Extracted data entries

▬▬▬▬▬▬▬▬▬▬

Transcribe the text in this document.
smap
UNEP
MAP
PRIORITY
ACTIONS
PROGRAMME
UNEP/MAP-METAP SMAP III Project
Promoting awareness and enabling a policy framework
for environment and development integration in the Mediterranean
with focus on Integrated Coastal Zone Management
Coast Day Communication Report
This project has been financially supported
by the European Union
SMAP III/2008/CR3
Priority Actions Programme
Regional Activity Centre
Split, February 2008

▬▬▬▬▬▬▬▬▬▬

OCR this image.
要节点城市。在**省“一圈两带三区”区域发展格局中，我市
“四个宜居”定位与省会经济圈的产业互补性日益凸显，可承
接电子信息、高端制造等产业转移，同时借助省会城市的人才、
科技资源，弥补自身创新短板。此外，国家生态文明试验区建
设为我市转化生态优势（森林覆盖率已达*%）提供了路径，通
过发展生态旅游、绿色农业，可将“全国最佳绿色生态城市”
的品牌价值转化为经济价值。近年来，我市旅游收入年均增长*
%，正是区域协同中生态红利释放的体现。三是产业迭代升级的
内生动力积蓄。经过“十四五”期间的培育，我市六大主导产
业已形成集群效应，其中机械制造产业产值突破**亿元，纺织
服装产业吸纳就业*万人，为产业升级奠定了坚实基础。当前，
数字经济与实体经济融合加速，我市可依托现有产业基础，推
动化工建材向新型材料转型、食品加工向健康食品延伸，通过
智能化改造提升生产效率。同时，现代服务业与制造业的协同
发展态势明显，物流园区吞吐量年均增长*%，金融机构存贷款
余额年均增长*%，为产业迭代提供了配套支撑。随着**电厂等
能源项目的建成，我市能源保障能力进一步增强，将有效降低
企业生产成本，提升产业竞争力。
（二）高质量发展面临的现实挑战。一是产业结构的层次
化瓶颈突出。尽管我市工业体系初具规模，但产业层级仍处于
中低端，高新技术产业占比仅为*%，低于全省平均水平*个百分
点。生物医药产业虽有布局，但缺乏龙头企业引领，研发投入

▬▬▬▬▬▬▬▬▬▬

● **Directions for this task**:
Report every line in the data above in which the word "UNEP" appears.

● **Exercise response**:
UNEP
UNEP/MAP-METAP SMAP III Project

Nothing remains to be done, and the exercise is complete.